What you are asked to do: Nothing other than the lines from the one containing "Transcribe this image's" through the close of the entries below should be printed, each exactly.

[Items from a figure collection]
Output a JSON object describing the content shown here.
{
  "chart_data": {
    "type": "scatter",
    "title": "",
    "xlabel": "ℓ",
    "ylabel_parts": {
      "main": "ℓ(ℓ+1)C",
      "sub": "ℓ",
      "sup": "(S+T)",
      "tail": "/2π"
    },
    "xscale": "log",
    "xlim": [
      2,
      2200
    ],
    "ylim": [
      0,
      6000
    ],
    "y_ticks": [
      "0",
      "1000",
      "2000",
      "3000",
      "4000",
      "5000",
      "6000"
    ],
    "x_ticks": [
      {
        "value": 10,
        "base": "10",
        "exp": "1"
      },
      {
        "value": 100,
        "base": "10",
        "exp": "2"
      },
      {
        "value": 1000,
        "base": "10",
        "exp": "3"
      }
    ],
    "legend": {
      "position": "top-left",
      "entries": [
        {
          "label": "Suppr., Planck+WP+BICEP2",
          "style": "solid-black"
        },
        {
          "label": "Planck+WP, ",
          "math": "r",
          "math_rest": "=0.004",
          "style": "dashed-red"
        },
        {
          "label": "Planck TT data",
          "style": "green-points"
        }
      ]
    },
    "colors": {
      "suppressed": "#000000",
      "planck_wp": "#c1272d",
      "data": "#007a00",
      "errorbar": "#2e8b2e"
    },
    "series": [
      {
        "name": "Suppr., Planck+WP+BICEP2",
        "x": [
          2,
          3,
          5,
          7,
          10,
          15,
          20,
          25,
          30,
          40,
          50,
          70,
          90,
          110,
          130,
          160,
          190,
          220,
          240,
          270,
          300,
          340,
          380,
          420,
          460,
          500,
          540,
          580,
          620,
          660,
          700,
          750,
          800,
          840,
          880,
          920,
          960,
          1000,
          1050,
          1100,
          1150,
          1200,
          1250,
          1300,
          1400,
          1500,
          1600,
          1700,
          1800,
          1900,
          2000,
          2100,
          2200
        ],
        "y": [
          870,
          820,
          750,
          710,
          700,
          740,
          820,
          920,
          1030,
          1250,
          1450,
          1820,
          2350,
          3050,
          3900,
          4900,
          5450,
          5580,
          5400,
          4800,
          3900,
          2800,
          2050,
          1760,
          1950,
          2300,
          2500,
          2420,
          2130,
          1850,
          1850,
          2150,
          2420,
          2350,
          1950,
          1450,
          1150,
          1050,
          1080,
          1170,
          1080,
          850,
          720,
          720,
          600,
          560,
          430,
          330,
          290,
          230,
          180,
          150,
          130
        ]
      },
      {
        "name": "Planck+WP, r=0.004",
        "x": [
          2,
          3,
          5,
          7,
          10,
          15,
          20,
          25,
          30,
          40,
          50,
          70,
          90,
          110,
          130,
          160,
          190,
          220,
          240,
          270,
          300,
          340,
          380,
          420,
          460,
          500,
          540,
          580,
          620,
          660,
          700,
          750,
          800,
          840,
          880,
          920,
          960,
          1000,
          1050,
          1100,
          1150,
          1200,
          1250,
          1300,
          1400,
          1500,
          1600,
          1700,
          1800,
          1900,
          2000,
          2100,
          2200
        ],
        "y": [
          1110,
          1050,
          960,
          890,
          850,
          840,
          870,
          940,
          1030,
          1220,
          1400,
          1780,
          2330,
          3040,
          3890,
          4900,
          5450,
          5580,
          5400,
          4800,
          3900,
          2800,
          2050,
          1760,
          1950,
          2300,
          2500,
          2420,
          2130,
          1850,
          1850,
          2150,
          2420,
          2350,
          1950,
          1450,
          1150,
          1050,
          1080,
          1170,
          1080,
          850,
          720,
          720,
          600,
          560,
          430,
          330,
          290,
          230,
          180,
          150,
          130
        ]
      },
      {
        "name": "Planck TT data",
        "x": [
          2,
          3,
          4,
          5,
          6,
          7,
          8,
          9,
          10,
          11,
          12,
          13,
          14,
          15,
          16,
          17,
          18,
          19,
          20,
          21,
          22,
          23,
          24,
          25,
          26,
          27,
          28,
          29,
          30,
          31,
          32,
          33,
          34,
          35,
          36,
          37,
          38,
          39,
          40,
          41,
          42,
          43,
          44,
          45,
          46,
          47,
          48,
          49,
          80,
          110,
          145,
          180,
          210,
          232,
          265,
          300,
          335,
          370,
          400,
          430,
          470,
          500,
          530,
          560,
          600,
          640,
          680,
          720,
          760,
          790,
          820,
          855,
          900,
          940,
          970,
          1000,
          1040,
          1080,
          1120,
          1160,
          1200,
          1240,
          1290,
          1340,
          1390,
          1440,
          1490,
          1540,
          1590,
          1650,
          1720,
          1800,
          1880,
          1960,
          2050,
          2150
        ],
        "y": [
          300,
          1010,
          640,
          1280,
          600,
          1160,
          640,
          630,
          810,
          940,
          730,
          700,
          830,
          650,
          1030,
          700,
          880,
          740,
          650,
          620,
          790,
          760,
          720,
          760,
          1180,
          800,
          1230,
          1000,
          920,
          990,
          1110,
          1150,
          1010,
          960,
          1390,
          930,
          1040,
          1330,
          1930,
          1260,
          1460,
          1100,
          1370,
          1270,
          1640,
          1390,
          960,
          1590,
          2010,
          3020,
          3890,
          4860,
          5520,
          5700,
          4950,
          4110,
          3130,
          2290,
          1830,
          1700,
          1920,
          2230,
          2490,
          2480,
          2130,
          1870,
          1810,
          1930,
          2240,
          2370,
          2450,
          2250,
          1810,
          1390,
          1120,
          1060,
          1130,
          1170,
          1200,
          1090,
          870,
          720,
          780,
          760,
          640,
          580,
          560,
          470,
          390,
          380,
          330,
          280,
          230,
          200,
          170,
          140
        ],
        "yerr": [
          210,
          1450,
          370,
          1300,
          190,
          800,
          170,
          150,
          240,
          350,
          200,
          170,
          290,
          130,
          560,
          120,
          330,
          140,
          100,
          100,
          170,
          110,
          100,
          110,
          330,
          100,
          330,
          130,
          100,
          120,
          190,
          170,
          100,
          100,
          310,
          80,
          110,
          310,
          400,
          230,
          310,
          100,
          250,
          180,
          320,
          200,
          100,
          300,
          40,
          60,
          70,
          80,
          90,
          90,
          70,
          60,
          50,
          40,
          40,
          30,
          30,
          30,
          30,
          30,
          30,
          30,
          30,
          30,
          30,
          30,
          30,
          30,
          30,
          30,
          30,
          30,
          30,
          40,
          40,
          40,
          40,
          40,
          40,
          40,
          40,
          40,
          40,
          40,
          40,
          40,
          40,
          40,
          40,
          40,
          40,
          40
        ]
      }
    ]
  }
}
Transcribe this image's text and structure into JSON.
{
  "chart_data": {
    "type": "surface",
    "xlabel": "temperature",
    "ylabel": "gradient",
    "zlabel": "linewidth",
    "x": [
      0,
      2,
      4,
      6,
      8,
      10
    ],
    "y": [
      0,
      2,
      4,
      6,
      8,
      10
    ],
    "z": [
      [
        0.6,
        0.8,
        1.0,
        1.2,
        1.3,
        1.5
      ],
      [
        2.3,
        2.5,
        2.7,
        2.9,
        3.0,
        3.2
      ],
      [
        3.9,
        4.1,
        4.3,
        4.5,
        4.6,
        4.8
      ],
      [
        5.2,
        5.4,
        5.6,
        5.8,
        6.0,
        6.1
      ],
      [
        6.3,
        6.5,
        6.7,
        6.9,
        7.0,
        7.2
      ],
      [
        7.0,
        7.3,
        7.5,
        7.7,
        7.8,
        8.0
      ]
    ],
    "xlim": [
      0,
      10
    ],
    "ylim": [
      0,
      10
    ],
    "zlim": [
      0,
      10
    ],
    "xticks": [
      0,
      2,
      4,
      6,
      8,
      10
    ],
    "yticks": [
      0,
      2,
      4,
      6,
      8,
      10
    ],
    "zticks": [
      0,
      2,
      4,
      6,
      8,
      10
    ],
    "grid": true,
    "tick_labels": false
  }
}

Result below:
Transcribe this image's text and structure into JSON.
{
  "chart_data": {
    "type": "surface",
    "xlabel": "temperature",
    "ylabel": "gradient",
    "zlabel": "linewidth",
    "x": [
      0,
      2,
      4,
      6,
      8,
      10
    ],
    "y": [
      0,
      2,
      4,
      6,
      8,
      10
    ],
    "z": [
      [
        0.6,
        0.8,
        1.0,
        1.2,
        1.3,
        1.5
      ],
      [
        2.3,
        2.5,
        2.7,
        2.9,
        3.0,
        3.2
      ],
      [
        3.9,
        4.1,
        4.3,
        4.5,
        4.6,
        4.8
      ],
      [
        5.2,
        5.4,
        5.6,
        5.8,
        6.0,
        6.1
      ],
      [
        6.3,
        6.5,
        6.7,
        6.9,
        7.0,
        7.2
      ],
      [
        7.0,
        7.3,
        7.5,
        7.7,
        7.8,
        8.0
      ]
    ],
    "xlim": [
      0,
      10
    ],
    "ylim": [
      0,
      10
    ],
    "zlim": [
      0,
      10
    ],
    "xticks": [
      0,
      2,
      4,
      6,
      8,
      10
    ],
    "yticks": [
      0,
      2,
      4,
      6,
      8,
      10
    ],
    "zticks": [
      0,
      2,
      4,
      6,
      8,
      10
    ],
    "grid": true,
    "tick_labels": false
  }
}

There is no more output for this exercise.